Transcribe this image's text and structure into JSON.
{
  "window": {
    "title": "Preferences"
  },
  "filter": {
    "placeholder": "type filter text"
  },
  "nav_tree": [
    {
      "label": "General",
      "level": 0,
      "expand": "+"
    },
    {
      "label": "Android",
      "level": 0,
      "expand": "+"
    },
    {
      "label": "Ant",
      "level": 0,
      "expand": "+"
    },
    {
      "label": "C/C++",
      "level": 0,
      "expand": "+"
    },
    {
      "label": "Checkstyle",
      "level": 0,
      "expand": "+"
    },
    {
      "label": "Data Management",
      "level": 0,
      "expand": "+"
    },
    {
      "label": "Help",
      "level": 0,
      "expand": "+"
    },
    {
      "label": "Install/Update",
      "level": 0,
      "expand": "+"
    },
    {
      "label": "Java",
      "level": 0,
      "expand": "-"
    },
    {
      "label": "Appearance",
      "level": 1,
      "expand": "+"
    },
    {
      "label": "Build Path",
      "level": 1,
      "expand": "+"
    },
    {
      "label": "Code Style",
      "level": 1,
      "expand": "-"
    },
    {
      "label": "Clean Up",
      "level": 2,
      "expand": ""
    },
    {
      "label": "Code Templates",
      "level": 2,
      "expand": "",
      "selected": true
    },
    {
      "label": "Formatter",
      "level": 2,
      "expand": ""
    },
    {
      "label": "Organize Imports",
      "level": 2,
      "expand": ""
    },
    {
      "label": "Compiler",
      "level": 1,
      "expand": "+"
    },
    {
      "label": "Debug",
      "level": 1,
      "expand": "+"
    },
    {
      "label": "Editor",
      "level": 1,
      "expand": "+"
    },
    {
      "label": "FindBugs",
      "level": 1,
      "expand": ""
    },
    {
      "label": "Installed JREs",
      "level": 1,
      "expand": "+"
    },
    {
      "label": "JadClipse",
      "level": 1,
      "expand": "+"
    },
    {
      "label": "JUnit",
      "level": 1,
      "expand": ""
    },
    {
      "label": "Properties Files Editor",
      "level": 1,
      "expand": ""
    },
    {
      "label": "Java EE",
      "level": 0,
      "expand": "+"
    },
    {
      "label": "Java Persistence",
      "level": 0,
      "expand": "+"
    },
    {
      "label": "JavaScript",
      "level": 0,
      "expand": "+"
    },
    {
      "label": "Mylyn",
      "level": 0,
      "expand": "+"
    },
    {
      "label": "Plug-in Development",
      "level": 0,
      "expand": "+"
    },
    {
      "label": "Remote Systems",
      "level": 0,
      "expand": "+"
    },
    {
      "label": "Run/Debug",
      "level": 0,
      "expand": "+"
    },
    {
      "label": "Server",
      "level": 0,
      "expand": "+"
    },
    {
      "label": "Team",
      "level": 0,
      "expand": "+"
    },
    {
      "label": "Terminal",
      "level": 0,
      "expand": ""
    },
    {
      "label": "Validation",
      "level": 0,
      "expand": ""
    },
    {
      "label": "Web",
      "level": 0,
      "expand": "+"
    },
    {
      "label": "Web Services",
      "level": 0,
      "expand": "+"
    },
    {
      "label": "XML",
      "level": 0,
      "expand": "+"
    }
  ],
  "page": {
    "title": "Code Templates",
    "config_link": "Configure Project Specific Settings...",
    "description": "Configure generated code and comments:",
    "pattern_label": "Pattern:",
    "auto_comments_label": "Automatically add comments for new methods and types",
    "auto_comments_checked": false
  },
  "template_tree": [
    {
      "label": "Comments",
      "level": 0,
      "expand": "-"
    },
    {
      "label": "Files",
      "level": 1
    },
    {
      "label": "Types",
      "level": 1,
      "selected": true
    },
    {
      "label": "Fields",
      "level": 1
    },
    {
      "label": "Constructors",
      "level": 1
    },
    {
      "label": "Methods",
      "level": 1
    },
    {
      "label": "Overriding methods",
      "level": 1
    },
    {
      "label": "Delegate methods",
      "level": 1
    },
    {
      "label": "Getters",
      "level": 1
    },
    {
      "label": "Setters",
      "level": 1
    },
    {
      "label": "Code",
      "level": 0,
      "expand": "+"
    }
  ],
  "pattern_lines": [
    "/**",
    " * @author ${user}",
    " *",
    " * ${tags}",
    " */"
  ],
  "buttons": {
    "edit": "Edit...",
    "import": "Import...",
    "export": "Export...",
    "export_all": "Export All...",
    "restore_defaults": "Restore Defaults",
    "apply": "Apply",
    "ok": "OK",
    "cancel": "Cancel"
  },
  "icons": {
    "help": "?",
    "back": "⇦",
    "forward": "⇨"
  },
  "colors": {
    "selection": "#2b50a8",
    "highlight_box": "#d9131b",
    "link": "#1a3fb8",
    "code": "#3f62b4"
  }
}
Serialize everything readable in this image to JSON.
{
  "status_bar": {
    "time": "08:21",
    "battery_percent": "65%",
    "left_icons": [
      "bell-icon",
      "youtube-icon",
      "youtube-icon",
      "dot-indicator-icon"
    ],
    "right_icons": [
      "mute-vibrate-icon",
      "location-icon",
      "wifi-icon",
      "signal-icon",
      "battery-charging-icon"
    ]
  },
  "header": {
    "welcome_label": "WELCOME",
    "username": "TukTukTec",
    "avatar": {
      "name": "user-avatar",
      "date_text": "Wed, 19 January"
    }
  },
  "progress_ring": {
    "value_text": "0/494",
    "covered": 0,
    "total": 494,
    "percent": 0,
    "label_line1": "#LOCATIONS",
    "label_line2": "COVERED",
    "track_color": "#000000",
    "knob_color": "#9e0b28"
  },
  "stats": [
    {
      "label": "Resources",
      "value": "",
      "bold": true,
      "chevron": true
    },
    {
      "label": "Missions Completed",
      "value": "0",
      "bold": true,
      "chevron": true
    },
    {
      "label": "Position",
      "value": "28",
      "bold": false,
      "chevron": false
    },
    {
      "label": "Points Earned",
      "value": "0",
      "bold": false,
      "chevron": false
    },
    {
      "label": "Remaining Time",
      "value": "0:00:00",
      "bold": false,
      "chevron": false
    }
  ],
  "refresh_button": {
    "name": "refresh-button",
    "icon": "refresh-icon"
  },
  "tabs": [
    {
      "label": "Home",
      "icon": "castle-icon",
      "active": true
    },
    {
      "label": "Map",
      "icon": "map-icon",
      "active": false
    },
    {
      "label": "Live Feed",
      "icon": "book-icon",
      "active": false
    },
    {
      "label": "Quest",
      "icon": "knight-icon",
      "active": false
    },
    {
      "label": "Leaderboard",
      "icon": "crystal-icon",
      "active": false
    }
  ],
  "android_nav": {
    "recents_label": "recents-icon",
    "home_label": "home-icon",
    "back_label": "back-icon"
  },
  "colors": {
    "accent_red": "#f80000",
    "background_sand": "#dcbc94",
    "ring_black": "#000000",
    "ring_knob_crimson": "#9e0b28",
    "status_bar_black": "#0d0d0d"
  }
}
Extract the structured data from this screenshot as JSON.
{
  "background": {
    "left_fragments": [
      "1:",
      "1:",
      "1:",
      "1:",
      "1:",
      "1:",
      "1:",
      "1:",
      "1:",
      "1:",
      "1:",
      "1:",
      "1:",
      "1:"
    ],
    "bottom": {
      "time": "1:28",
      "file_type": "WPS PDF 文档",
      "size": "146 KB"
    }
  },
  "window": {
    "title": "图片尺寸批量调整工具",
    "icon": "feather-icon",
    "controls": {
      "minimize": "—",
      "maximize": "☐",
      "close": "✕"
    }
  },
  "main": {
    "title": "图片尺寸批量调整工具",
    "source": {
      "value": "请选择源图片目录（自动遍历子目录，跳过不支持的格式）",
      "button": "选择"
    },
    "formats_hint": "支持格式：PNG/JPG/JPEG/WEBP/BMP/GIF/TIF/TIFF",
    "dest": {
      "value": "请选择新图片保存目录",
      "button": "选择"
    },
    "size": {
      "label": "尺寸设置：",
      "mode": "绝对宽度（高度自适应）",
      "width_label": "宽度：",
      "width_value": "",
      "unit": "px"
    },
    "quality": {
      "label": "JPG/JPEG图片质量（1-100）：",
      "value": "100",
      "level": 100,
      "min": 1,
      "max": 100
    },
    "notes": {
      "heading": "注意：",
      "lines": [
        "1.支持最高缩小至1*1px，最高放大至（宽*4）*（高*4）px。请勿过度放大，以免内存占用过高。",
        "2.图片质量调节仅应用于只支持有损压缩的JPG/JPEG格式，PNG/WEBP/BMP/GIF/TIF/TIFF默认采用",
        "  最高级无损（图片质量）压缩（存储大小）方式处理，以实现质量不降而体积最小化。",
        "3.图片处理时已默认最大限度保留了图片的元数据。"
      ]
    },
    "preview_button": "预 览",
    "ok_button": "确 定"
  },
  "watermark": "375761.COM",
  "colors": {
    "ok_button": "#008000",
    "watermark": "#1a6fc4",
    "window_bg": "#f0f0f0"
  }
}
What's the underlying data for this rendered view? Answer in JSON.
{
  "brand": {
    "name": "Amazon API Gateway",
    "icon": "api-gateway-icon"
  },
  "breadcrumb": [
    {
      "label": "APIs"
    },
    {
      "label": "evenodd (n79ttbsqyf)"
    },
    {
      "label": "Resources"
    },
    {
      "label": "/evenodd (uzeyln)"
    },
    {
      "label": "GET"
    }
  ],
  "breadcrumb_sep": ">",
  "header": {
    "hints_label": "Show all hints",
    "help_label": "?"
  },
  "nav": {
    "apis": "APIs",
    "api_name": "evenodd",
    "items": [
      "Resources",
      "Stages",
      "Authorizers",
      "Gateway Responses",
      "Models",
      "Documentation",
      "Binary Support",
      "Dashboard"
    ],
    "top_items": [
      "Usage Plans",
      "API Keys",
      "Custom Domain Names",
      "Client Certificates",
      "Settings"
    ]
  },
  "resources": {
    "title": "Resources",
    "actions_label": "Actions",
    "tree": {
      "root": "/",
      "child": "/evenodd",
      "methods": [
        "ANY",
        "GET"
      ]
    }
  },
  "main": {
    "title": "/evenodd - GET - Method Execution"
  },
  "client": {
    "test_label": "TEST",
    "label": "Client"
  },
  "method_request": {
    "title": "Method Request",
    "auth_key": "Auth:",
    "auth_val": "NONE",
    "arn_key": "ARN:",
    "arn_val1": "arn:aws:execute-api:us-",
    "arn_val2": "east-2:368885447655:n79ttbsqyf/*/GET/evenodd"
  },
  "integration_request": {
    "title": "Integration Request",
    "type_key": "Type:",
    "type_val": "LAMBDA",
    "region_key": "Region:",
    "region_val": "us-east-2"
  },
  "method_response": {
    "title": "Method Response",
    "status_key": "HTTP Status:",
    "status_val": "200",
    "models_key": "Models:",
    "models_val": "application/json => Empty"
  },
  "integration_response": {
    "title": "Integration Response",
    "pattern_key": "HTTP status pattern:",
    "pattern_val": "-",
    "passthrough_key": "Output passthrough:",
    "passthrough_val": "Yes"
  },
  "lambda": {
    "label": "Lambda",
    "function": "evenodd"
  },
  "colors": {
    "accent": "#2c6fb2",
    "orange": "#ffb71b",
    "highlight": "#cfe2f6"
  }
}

********

#### Direction
Scan the listing above and copy all lines containing the word "east".

#### The output
    "arn_val2": "east-2:368885447655:n79ttbsqyf/*/GET/evenodd"
    "region_val": "us-east-2"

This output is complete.